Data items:
# # #
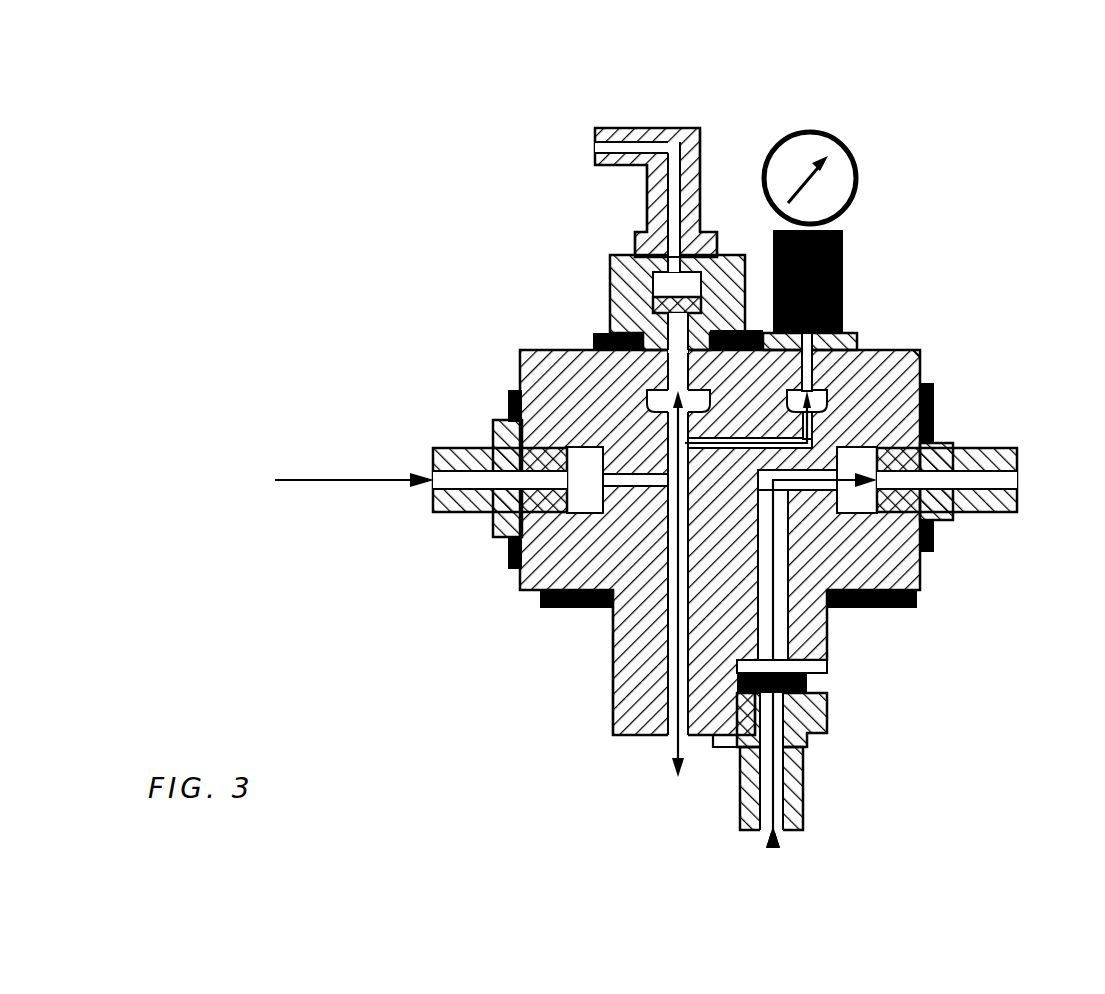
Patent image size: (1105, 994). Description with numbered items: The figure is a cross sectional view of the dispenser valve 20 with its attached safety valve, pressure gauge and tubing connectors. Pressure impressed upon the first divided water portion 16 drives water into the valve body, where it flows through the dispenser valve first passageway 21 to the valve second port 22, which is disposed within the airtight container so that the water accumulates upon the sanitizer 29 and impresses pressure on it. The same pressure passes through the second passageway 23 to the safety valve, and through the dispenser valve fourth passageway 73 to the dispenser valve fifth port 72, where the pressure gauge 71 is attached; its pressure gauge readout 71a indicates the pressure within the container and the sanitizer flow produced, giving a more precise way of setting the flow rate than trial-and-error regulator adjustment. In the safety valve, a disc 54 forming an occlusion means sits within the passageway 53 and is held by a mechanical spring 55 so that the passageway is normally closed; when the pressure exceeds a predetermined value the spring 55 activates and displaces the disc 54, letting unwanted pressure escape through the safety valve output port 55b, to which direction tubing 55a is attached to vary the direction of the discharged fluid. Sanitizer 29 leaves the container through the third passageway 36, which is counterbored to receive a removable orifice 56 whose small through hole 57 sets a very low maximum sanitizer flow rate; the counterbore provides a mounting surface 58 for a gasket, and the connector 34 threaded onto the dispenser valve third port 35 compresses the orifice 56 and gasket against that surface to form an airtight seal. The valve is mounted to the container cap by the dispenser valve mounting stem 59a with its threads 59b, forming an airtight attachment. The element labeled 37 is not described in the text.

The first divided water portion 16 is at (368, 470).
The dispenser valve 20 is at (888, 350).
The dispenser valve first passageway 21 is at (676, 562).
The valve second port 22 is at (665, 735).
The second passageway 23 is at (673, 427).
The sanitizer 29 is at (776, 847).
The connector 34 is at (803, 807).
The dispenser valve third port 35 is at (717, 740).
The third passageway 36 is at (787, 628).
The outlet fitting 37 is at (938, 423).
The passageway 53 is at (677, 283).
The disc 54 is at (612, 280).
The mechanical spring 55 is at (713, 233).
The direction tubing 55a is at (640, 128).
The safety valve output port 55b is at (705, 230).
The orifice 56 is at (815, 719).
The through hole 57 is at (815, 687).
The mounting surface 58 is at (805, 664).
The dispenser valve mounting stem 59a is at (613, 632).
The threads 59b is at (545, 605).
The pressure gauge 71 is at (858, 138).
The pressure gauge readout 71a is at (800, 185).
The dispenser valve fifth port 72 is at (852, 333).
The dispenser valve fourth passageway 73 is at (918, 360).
# # #
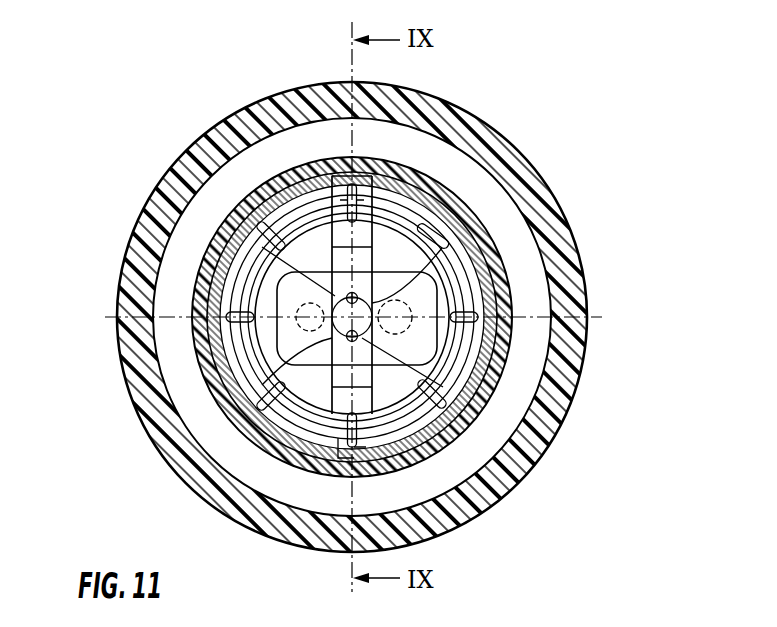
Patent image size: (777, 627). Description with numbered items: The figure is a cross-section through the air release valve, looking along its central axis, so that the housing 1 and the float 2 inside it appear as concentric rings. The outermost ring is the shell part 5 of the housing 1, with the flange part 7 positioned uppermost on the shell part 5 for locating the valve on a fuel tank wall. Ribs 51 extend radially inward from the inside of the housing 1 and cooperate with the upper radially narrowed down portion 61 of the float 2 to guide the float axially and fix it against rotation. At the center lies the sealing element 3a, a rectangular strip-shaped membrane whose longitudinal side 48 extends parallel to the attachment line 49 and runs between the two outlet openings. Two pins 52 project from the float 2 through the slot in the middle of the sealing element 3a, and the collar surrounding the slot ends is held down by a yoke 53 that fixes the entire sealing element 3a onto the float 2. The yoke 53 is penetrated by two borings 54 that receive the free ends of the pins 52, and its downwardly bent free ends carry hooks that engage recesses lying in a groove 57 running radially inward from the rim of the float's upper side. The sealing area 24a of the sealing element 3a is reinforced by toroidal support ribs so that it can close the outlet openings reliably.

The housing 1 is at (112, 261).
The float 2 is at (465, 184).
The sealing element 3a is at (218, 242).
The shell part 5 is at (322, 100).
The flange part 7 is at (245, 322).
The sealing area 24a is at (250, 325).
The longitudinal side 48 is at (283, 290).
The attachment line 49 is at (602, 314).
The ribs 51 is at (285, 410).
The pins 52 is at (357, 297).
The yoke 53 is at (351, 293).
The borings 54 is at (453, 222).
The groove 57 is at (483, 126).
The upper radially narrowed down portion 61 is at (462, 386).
# # #
> STATED GOAL: Copy out, unchanged, the lines of the items that begin with the line containing "Patent image size: (777, 627)." and end with the line containing "The pins 52 is at (357, 297).", including both of those lines.

> THE COMPLETED TASK:
Patent image size: (777, 627). Description with numbered items: The figure is a cross-section through the air release valve, looking along its central axis, so that the housing 1 and the float 2 inside it appear as concentric rings. The outermost ring is the shell part 5 of the housing 1, with the flange part 7 positioned uppermost on the shell part 5 for locating the valve on a fuel tank wall. Ribs 51 extend radially inward from the inside of the housing 1 and cooperate with the upper radially narrowed down portion 61 of the float 2 to guide the float axially and fix it against rotation. At the center lies the sealing element 3a, a rectangular strip-shaped membrane whose longitudinal side 48 extends parallel to the attachment line 49 and runs between the two outlet openings. Two pins 52 project from the float 2 through the slot in the middle of the sealing element 3a, and the collar surrounding the slot ends is held down by a yoke 53 that fixes the entire sealing element 3a onto the float 2. The yoke 53 is penetrated by two borings 54 that receive the free ends of the pins 52, and its downwardly bent free ends carry hooks that engage recesses lying in a groove 57 running radially inward from the rim of the float's upper side. The sealing area 24a of the sealing element 3a is reinforced by toroidal support ribs so that it can close the outlet openings reliably.

The housing 1 is at (112, 261).
The float 2 is at (465, 184).
The sealing element 3a is at (218, 242).
The shell part 5 is at (322, 100).
The flange part 7 is at (245, 322).
The sealing area 24a is at (250, 325).
The longitudinal side 48 is at (283, 290).
The attachment line 49 is at (602, 314).
The ribs 51 is at (285, 410).
The pins 52 is at (357, 297).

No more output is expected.